# START OF Supplied passage

NJCAA championship MACJC champion

MACJC championship game, W 19–14 at Copiah–Lincoln

NJCAA championship game, W 54-15 vs. Iowa Western
- Conference: Mississippi Association of Community and Junior Colleges
- North Division
- Record: 12–0 (6–0 MACJC)
- Head coach: Buddy Stephens (7th season);
- Home stadium: Sullivan/Windham Field

= 2014 East Mississippi Lions football team =

American college football season

The 2014 East Mississippi Lions football team was an American football team that represented East Mississippi Community College as a member of the Mississippi Association of Community and Junior Colleges (MACJC) during the 2014 junior college football season. Led by seventh-year head coach Buddy Stephens, the Lions compiled a perfect 12–0 record (6–0 in conference games), shut out five consecutive opponents, defeated in the national championship game, and won the NJCAA National Football Championship. It was one of five national championships for East Mississippi, along with the 2011, 2013, 2018, and 2021 teams.

# END OF Supplied passage
# START OF Records shown

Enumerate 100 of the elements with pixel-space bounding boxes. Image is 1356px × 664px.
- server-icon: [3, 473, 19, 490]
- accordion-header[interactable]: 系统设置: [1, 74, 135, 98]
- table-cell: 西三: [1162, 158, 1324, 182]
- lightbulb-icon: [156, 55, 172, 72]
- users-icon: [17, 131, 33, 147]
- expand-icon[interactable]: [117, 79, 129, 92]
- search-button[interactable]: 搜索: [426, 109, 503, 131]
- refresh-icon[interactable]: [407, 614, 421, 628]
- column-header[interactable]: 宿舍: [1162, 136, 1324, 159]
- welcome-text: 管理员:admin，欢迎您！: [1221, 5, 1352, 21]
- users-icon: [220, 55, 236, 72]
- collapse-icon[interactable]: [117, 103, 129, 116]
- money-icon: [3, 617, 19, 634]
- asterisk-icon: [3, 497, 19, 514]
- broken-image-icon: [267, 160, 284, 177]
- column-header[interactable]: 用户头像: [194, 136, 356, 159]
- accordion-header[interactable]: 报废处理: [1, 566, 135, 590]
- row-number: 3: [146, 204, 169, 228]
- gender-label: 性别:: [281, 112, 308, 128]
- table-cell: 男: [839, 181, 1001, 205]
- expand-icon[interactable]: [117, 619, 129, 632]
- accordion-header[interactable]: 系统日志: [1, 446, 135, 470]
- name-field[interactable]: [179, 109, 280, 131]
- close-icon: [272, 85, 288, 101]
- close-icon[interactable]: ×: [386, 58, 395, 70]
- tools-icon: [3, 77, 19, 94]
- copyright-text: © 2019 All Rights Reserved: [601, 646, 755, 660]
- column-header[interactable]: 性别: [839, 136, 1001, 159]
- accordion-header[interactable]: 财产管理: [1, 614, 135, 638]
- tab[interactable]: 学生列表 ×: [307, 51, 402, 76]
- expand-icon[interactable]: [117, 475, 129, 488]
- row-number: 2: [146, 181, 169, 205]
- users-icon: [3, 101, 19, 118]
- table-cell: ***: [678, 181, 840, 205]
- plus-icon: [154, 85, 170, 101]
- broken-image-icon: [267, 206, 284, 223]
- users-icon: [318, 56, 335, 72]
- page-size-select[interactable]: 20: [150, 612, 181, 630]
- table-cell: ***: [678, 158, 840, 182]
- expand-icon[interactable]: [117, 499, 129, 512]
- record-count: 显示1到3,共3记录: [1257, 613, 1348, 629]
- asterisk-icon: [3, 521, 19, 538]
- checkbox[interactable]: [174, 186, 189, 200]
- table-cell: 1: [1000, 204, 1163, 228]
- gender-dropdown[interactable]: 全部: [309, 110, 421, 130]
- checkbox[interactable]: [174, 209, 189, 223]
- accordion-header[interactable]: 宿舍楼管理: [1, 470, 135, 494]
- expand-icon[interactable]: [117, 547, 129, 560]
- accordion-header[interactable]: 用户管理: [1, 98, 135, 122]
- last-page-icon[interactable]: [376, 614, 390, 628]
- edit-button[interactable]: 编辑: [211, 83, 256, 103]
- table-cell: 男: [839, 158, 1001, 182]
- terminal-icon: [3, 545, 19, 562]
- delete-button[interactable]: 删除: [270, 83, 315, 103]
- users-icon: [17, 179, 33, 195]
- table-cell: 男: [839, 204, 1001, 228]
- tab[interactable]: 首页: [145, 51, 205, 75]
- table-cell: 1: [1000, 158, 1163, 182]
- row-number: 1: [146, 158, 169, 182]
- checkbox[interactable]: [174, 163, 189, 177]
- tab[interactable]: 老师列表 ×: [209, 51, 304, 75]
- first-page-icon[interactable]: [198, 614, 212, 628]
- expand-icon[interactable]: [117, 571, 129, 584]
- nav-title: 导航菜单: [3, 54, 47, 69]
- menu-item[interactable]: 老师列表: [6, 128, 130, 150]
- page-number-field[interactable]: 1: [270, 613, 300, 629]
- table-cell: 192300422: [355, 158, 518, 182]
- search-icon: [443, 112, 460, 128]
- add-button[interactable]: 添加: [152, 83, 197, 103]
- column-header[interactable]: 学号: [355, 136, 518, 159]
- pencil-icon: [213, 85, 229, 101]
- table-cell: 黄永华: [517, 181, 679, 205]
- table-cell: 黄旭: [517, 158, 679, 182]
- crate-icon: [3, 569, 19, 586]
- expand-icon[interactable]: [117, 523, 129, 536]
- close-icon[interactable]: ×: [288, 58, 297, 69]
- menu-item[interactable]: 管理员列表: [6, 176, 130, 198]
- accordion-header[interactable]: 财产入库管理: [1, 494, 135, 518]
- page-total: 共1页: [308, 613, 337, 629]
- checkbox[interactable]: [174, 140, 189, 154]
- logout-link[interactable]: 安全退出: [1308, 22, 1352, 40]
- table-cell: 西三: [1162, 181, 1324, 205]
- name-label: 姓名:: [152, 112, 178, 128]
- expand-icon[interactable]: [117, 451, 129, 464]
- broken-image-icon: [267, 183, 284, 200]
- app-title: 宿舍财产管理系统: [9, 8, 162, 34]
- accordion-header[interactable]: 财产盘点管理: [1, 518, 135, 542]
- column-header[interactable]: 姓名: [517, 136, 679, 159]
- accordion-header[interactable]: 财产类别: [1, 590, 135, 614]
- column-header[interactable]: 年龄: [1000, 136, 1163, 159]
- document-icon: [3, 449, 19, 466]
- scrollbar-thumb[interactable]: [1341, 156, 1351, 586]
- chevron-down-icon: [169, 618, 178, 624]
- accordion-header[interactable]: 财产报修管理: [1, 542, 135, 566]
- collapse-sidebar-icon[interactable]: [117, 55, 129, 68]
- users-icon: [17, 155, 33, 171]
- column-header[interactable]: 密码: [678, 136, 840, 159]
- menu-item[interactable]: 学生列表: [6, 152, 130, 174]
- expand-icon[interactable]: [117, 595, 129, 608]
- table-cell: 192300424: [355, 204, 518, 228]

# END OF Records shown

• **Short exercise 1**
In the 2014 East Mississippi Lions football article, what was the team's home stadium?
• **Short exercise 2**
Say whether each statement agrees with the 2014 East Mississippi Lions football article, quoting the deciding words: (a) The Lions played in the North Division. (b) The team shut out three consecutive opponents. (c) The MACJC championship game was played at the Lions' home field.

• **Worked answer 1**
Sullivan/Windham Field

• **Worked answer 2**
(a) Yes: "North Division"
(b) No: "shut out five consecutive opponents"
(c) No: "MACJC championship game, W 19–14 at Copiah–Lincoln"